_GIVEN PROBLEM_
Every record here should be printed again exactly.

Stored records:
____________________

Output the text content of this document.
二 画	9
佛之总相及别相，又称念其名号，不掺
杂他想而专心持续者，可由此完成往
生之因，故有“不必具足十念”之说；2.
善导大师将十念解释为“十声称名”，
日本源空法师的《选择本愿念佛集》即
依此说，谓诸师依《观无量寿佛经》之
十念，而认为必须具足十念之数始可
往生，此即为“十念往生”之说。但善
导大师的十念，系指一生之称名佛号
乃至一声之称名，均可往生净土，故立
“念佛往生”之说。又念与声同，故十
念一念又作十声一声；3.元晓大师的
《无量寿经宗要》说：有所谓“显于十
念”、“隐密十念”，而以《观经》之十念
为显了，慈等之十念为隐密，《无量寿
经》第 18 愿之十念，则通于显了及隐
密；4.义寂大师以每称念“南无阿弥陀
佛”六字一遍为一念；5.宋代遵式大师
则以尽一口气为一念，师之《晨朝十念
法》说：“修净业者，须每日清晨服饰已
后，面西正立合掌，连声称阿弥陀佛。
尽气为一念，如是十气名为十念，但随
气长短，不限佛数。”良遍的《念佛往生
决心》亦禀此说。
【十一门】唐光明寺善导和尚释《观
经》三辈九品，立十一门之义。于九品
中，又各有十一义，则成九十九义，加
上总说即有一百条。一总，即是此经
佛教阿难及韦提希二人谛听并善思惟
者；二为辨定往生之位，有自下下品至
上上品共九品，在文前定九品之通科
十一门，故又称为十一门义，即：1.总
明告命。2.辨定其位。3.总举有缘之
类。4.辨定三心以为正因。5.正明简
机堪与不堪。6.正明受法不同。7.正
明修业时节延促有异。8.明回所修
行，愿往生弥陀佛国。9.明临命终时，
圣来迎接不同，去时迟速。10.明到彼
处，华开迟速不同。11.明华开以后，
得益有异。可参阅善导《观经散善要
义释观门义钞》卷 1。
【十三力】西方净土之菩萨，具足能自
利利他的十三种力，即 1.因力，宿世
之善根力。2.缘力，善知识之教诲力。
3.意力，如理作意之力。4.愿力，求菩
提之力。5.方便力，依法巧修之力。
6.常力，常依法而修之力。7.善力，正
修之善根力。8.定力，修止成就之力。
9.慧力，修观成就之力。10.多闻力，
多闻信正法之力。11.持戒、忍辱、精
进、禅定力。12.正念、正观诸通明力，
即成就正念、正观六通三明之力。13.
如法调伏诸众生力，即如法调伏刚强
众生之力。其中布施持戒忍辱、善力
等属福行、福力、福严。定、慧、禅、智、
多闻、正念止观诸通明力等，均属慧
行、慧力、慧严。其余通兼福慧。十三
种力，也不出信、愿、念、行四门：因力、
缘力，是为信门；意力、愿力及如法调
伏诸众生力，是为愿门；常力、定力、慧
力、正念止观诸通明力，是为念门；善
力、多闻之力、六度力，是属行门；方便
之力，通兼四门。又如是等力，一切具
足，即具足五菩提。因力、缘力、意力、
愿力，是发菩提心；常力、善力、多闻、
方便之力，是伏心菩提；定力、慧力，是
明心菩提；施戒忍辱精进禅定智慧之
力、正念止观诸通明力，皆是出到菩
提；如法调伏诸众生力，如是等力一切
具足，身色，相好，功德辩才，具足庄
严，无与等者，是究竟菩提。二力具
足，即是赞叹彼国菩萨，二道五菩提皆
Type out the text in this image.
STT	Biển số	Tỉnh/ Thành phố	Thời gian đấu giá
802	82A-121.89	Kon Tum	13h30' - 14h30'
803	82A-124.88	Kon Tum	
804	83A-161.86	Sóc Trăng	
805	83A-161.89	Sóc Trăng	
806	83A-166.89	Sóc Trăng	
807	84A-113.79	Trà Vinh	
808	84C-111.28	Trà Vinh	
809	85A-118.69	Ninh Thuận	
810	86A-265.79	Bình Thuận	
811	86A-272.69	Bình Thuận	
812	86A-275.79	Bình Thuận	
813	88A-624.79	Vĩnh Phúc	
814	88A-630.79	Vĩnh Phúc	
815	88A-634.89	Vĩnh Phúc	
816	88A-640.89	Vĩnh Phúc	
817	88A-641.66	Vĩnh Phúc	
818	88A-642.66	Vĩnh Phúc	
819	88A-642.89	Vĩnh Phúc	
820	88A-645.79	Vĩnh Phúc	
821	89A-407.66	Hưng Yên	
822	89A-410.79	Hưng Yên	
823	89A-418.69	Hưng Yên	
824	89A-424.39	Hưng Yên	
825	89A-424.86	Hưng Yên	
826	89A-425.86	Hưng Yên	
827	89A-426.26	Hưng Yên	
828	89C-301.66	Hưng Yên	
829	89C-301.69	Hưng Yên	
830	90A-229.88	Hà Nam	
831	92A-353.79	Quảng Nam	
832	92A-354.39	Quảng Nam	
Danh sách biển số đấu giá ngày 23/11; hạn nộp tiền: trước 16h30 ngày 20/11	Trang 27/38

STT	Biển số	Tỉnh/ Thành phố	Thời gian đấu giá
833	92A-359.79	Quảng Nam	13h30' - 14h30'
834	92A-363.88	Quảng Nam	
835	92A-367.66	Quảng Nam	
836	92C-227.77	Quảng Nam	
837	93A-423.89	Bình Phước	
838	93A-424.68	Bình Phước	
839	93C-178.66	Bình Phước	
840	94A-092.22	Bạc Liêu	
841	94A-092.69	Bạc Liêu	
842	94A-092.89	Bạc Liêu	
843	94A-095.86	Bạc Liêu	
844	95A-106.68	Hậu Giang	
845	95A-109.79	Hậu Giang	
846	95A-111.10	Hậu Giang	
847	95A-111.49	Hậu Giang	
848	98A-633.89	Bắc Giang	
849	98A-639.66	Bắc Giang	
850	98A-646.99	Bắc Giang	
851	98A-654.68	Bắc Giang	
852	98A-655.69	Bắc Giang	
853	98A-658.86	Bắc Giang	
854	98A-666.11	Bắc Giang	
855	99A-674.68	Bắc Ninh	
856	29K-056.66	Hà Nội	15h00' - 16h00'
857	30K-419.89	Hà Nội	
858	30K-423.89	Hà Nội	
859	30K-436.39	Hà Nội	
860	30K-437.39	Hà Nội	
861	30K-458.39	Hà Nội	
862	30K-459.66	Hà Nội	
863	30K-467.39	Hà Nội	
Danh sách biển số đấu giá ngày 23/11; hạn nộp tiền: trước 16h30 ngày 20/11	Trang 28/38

____________________

_FULL SOLUTION_
Output the text content of this document.
二 画	9
佛之总相及别相，又称念其名号，不掺
杂他想而专心持续者，可由此完成往
生之因，故有“不必具足十念”之说；2.
善导大师将十念解释为“十声称名”，
日本源空法师的《选择本愿念佛集》即
依此说，谓诸师依《观无量寿佛经》之
十念，而认为必须具足十念之数始可
往生，此即为“十念往生”之说。但善
导大师的十念，系指一生之称名佛号
乃至一声之称名，均可往生净土，故立
“念佛往生”之说。又念与声同，故十
念一念又作十声一声；3.元晓大师的
《无量寿经宗要》说：有所谓“显于十
念”、“隐密十念”，而以《观经》之十念
为显了，慈等之十念为隐密，《无量寿
经》第 18 愿之十念，则通于显了及隐
密；4.义寂大师以每称念“南无阿弥陀
佛”六字一遍为一念；5.宋代遵式大师
则以尽一口气为一念，师之《晨朝十念
法》说：“修净业者，须每日清晨服饰已
后，面西正立合掌，连声称阿弥陀佛。
尽气为一念，如是十气名为十念，但随
气长短，不限佛数。”良遍的《念佛往生
决心》亦禀此说。
【十一门】唐光明寺善导和尚释《观
经》三辈九品，立十一门之义。于九品
中，又各有十一义，则成九十九义，加
上总说即有一百条。一总，即是此经
佛教阿难及韦提希二人谛听并善思惟
者；二为辨定往生之位，有自下下品至
上上品共九品，在文前定九品之通科
十一门，故又称为十一门义，即：1.总
明告命。2.辨定其位。3.总举有缘之
类。4.辨定三心以为正因。5.正明简
机堪与不堪。6.正明受法不同。7.正
明修业时节延促有异。8.明回所修
行，愿往生弥陀佛国。9.明临命终时，
圣来迎接不同，去时迟速。10.明到彼
处，华开迟速不同。11.明华开以后，
得益有异。可参阅善导《观经散善要
义释观门义钞》卷 1。
【十三力】西方净土之菩萨，具足能自
利利他的十三种力，即 1.因力，宿世
之善根力。2.缘力，善知识之教诲力。
3.意力，如理作意之力。4.愿力，求菩
提之力。5.方便力，依法巧修之力。
6.常力，常依法而修之力。7.善力，正
修之善根力。8.定力，修止成就之力。
9.慧力，修观成就之力。10.多闻力，
多闻信正法之力。11.持戒、忍辱、精
进、禅定力。12.正念、正观诸通明力，
即成就正念、正观六通三明之力。13.
如法调伏诸众生力，即如法调伏刚强
众生之力。其中布施持戒忍辱、善力
等属福行、福力、福严。定、慧、禅、智、
多闻、正念止观诸通明力等，均属慧
行、慧力、慧严。其余通兼福慧。十三
种力，也不出信、愿、念、行四门：因力、
缘力，是为信门；意力、愿力及如法调
伏诸众生力，是为愿门；常力、定力、慧
力、正念止观诸通明力，是为念门；善
力、多闻之力、六度力，是属行门；方便
之力，通兼四门。又如是等力，一切具
足，即具足五菩提。因力、缘力、意力、
愿力，是发菩提心；常力、善力、多闻、
方便之力，是伏心菩提；定力、慧力，是
明心菩提；施戒忍辱精进禅定智慧之
力、正念止观诸通明力，皆是出到菩
提；如法调伏诸众生力，如是等力一切
具足，身色，相好，功德辩才，具足庄
严，无与等者，是究竟菩提。二力具
足，即是赞叹彼国菩萨，二道五菩提皆
Type out the text in this image.
STT	Biển số	Tỉnh/ Thành phố	Thời gian đấu giá
802	82A-121.89	Kon Tum	13h30' - 14h30'
803	82A-124.88	Kon Tum	
804	83A-161.86	Sóc Trăng	
805	83A-161.89	Sóc Trăng	
806	83A-166.89	Sóc Trăng	
807	84A-113.79	Trà Vinh	
808	84C-111.28	Trà Vinh	
809	85A-118.69	Ninh Thuận	
810	86A-265.79	Bình Thuận	
811	86A-272.69	Bình Thuận	
812	86A-275.79	Bình Thuận	
813	88A-624.79	Vĩnh Phúc	
814	88A-630.79	Vĩnh Phúc	
815	88A-634.89	Vĩnh Phúc	
816	88A-640.89	Vĩnh Phúc	
817	88A-641.66	Vĩnh Phúc	
818	88A-642.66	Vĩnh Phúc	
819	88A-642.89	Vĩnh Phúc	
820	88A-645.79	Vĩnh Phúc	
821	89A-407.66	Hưng Yên	
822	89A-410.79	Hưng Yên	
823	89A-418.69	Hưng Yên	
824	89A-424.39	Hưng Yên	
825	89A-424.86	Hưng Yên	
826	89A-425.86	Hưng Yên	
827	89A-426.26	Hưng Yên	
828	89C-301.66	Hưng Yên	
829	89C-301.69	Hưng Yên	
830	90A-229.88	Hà Nam	
831	92A-353.79	Quảng Nam	
832	92A-354.39	Quảng Nam	
Danh sách biển số đấu giá ngày 23/11; hạn nộp tiền: trước 16h30 ngày 20/11	Trang 27/38

STT	Biển số	Tỉnh/ Thành phố	Thời gian đấu giá
833	92A-359.79	Quảng Nam	13h30' - 14h30'
834	92A-363.88	Quảng Nam	
835	92A-367.66	Quảng Nam	
836	92C-227.77	Quảng Nam	
837	93A-423.89	Bình Phước	
838	93A-424.68	Bình Phước	
839	93C-178.66	Bình Phước	
840	94A-092.22	Bạc Liêu	
841	94A-092.69	Bạc Liêu	
842	94A-092.89	Bạc Liêu	
843	94A-095.86	Bạc Liêu	
844	95A-106.68	Hậu Giang	
845	95A-109.79	Hậu Giang	
846	95A-111.10	Hậu Giang	
847	95A-111.49	Hậu Giang	
848	98A-633.89	Bắc Giang	
849	98A-639.66	Bắc Giang	
850	98A-646.99	Bắc Giang	
851	98A-654.68	Bắc Giang	
852	98A-655.69	Bắc Giang	
853	98A-658.86	Bắc Giang	
854	98A-666.11	Bắc Giang	
855	99A-674.68	Bắc Ninh	
856	29K-056.66	Hà Nội	15h00' - 16h00'
857	30K-419.89	Hà Nội	
858	30K-423.89	Hà Nội	
859	30K-436.39	Hà Nội	
860	30K-437.39	Hà Nội	
861	30K-458.39	Hà Nội	
862	30K-459.66	Hà Nội	
863	30K-467.39	Hà Nội	
Danh sách biển số đấu giá ngày 23/11; hạn nộp tiền: trước 16h30 ngày 20/11	Trang 28/38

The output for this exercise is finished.